### Text block
================================
# A little pleassssseeeeeeee



## PhilBell (Nov 4, 2009)

Hi all

As the title says Im new to the forum although I have read a load of posts prior to registering.

I am currently researching all things canadaian and hope to convince the better half that immigrating is the way forward as the UK/Scotland is going to the dogs and is becominning and increasinglly depressing place to live.

I have done loads and loads of research and have pretty much convinced myself that Alberta is the place for me but I have a couple of questions if anyone can help me out.

I have completed a four year apprenticeship and gained an NVQ level 2 and 3 in Heating and Ventilation installation, I worked on the tools for about 9 - 10 years then moved in to the office and have worked as a mechanical project manager for 6 years, unfortunatly I have not re attended college and turned my expierence into qualifications. 

My question is would my expierence be taken into account when looking for employment or would it be wise to go to college and further my education prior to arriving in Canada. If so where is the best place to research the best way forward for training.

I know this all a bit long winded and any help would be appreciated ideally from anyone who is working in the plumbing or heating industry within Alberta

Many Thanks Phil


My God I do go on a bit


----------



## Auld Yin (Mar 10, 2009)

PhilBell said:


> Hi all
> 
> As the title says Im new to the forum although I have read a load of posts prior to registering.
> 
> ...


Unfortunately NVQs are not recognized in Canada. You will require better qualifications to work at "your" trade in Canada. Also Heating and Ventilation engineers are not on THE LIST.


----------



## PhilBell (Nov 4, 2009)

Thanks for the reply Auld Yin.

Although Heating and Ventilation engineer is not specifically on the list (i believe this to be cross over trade within Canada) I have read the job descriptions and would qualify under the Steamfitter/Pipefitter as my I am qualifies as a pipefitter/welder.

I am looking to see if there is anywhere I can go to get my expierence converted into canadian qualifications through additional training etc. I know ultimatly I have to complete the "red seal" certification but I would have to get up to speed on the canadian code etc prior to taking this exam which I can also only sit when in Canada.


----------
================================
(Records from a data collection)
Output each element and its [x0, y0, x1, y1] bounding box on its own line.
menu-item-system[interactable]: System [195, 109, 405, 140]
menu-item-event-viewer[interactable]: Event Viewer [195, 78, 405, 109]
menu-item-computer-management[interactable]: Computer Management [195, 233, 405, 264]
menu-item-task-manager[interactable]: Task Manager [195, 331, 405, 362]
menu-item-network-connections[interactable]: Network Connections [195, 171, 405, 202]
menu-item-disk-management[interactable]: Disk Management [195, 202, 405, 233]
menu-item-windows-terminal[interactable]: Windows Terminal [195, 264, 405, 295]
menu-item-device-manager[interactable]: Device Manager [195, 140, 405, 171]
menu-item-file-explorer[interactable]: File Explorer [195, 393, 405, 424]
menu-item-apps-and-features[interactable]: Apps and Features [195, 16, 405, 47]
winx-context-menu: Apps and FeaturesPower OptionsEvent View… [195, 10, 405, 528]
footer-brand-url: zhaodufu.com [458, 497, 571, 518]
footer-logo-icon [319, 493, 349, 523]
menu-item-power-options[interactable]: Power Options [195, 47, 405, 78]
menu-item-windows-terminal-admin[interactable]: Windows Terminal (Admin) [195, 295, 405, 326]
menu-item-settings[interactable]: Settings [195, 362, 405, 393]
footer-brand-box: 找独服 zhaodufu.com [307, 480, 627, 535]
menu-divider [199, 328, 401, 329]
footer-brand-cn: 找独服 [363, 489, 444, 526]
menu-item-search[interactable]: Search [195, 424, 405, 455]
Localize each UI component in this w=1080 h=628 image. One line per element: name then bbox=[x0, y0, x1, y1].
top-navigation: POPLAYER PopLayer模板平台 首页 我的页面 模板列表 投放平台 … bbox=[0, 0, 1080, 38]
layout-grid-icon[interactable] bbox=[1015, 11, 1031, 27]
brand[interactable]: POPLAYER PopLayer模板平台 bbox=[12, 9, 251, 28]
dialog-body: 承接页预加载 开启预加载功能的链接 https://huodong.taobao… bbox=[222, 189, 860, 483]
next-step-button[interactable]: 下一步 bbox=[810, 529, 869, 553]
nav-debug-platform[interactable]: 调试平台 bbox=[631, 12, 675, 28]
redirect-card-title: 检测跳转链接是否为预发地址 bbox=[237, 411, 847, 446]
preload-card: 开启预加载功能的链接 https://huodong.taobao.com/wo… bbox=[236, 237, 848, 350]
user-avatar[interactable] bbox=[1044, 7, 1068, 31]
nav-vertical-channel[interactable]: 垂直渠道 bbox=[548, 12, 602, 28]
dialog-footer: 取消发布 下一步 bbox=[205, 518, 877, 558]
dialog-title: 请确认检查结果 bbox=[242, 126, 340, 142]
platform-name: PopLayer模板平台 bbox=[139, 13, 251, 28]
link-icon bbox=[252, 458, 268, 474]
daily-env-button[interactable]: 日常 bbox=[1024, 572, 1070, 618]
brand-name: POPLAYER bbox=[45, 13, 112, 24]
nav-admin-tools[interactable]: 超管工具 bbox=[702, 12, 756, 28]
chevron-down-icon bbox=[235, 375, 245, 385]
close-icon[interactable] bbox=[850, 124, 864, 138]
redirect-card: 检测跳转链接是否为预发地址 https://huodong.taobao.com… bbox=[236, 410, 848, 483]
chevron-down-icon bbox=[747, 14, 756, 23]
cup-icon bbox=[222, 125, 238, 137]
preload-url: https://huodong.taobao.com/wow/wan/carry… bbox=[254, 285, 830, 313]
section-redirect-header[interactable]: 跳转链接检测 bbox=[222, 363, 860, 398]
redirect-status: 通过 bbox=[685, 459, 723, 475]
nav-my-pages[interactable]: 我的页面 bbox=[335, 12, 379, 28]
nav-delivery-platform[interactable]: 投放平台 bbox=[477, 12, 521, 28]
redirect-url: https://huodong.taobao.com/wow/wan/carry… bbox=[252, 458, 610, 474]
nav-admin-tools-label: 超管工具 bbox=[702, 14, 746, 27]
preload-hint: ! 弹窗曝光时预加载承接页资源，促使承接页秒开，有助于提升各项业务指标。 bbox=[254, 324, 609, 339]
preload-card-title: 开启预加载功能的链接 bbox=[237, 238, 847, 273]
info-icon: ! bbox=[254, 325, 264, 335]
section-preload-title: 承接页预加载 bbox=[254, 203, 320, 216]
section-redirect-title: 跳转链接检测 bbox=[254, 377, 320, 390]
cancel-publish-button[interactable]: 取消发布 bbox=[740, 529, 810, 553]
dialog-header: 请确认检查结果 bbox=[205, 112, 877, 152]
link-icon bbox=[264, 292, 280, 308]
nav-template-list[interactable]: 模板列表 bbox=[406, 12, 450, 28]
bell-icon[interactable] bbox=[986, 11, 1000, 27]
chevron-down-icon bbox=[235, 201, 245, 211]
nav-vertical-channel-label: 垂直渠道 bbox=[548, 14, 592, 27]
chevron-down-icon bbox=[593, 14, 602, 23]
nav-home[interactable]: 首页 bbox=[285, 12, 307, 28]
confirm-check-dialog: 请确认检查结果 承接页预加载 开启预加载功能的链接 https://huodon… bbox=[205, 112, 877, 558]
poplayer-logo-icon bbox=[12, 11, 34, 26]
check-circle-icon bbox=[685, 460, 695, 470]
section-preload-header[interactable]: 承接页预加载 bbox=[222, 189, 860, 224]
================================
### Exercise task 1
Repeat the forum thread from "# A little pleassssseeeeeeee" down to "place to live.".
### Exercise task 2
Say whether each statement agrees with the forum thread, answering yes or no and quoting the words that decide it: (a) Auld Yin says NVQs are recognized in Canada. (b) PhilBell has worked as a mechanical project manager for 6 years. (c) PhilBell can sit the red seal exam before arriving in Canada.
The records have no connection to the forum thread.

### Correct response 1
# A little pleassssseeeeeeee



## PhilBell (Nov 4, 2009)

Hi all

As the title says Im new to the forum although I have read a load of posts prior to registering.

I am currently researching all things canadaian and hope to convince the better half that immigrating is the way forward as the UK/Scotland is going to the dogs and is becominning and increasinglly depressing place to live.

### Correct response 2
(a) No: "Unfortunately NVQs are not recognized in Canada."
(b) Yes: "have worked as a mechanical project manager for 6 years"
(c) No: "which I can also only sit when in Canada"